— TASK DESCRIPTION —
Take the material below and write it all out again exactly.

— DATASET CONTENT —
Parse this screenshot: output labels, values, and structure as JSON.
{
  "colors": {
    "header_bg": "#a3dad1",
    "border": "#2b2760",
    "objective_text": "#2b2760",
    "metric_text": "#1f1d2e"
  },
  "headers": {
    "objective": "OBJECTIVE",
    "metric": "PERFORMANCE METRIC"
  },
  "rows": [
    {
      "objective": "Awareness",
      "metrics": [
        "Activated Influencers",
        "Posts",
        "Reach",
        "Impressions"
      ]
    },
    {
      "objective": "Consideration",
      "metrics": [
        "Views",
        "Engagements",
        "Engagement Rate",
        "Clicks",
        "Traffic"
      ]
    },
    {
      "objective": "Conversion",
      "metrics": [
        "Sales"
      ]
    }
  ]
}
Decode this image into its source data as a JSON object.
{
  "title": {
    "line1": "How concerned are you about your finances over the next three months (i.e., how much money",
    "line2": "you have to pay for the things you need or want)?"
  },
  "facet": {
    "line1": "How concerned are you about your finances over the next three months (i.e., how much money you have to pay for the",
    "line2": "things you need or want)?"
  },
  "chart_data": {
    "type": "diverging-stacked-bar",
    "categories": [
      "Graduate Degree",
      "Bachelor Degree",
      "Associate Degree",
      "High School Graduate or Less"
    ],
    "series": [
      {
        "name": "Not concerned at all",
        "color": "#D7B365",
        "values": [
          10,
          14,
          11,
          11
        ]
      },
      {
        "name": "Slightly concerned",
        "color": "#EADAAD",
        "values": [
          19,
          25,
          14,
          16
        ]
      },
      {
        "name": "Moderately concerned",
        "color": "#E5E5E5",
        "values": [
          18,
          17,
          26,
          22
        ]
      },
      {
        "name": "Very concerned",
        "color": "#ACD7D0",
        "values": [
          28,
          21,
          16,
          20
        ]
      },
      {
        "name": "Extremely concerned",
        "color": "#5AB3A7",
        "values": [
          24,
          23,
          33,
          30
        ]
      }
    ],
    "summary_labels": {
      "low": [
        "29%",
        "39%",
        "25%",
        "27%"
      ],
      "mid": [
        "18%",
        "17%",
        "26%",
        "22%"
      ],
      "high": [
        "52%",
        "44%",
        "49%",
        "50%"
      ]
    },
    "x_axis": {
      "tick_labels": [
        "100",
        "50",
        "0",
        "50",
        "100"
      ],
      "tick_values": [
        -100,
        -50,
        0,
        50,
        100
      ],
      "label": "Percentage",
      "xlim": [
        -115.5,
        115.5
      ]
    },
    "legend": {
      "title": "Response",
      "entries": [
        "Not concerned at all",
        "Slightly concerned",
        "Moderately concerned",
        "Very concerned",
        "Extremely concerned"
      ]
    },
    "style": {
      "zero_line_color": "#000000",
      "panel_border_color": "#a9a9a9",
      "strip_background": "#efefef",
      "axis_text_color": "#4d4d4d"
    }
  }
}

— EXERCISE RESULT —
Parse this screenshot: output labels, values, and structure as JSON.
{
  "colors": {
    "header_bg": "#a3dad1",
    "border": "#2b2760",
    "objective_text": "#2b2760",
    "metric_text": "#1f1d2e"
  },
  "headers": {
    "objective": "OBJECTIVE",
    "metric": "PERFORMANCE METRIC"
  },
  "rows": [
    {
      "objective": "Awareness",
      "metrics": [
        "Activated Influencers",
        "Posts",
        "Reach",
        "Impressions"
      ]
    },
    {
      "objective": "Consideration",
      "metrics": [
        "Views",
        "Engagements",
        "Engagement Rate",
        "Clicks",
        "Traffic"
      ]
    },
    {
      "objective": "Conversion",
      "metrics": [
        "Sales"
      ]
    }
  ]
}
Decode this image into its source data as a JSON object.
{
  "title": {
    "line1": "How concerned are you about your finances over the next three months (i.e., how much money",
    "line2": "you have to pay for the things you need or want)?"
  },
  "facet": {
    "line1": "How concerned are you about your finances over the next three months (i.e., how much money you have to pay for the",
    "line2": "things you need or want)?"
  },
  "chart_data": {
    "type": "diverging-stacked-bar",
    "categories": [
      "Graduate Degree",
      "Bachelor Degree",
      "Associate Degree",
      "High School Graduate or Less"
    ],
    "series": [
      {
        "name": "Not concerned at all",
        "color": "#D7B365",
        "values": [
          10,
          14,
          11,
          11
        ]
      },
      {
        "name": "Slightly concerned",
        "color": "#EADAAD",
        "values": [
          19,
          25,
          14,
          16
        ]
      },
      {
        "name": "Moderately concerned",
        "color": "#E5E5E5",
        "values": [
          18,
          17,
          26,
          22
        ]
      },
      {
        "name": "Very concerned",
        "color": "#ACD7D0",
        "values": [
          28,
          21,
          16,
          20
        ]
      },
      {
        "name": "Extremely concerned",
        "color": "#5AB3A7",
        "values": [
          24,
          23,
          33,
          30
        ]
      }
    ],
    "summary_labels": {
      "low": [
        "29%",
        "39%",
        "25%",
        "27%"
      ],
      "mid": [
        "18%",
        "17%",
        "26%",
        "22%"
      ],
      "high": [
        "52%",
        "44%",
        "49%",
        "50%"
      ]
    },
    "x_axis": {
      "tick_labels": [
        "100",
        "50",
        "0",
        "50",
        "100"
      ],
      "tick_values": [
        -100,
        -50,
        0,
        50,
        100
      ],
      "label": "Percentage",
      "xlim": [
        -115.5,
        115.5
      ]
    },
    "legend": {
      "title": "Response",
      "entries": [
        "Not concerned at all",
        "Slightly concerned",
        "Moderately concerned",
        "Very concerned",
        "Extremely concerned"
      ]
    },
    "style": {
      "zero_line_color": "#000000",
      "panel_border_color": "#a9a9a9",
      "strip_background": "#efefef",
      "axis_text_color": "#4d4d4d"
    }
  }
}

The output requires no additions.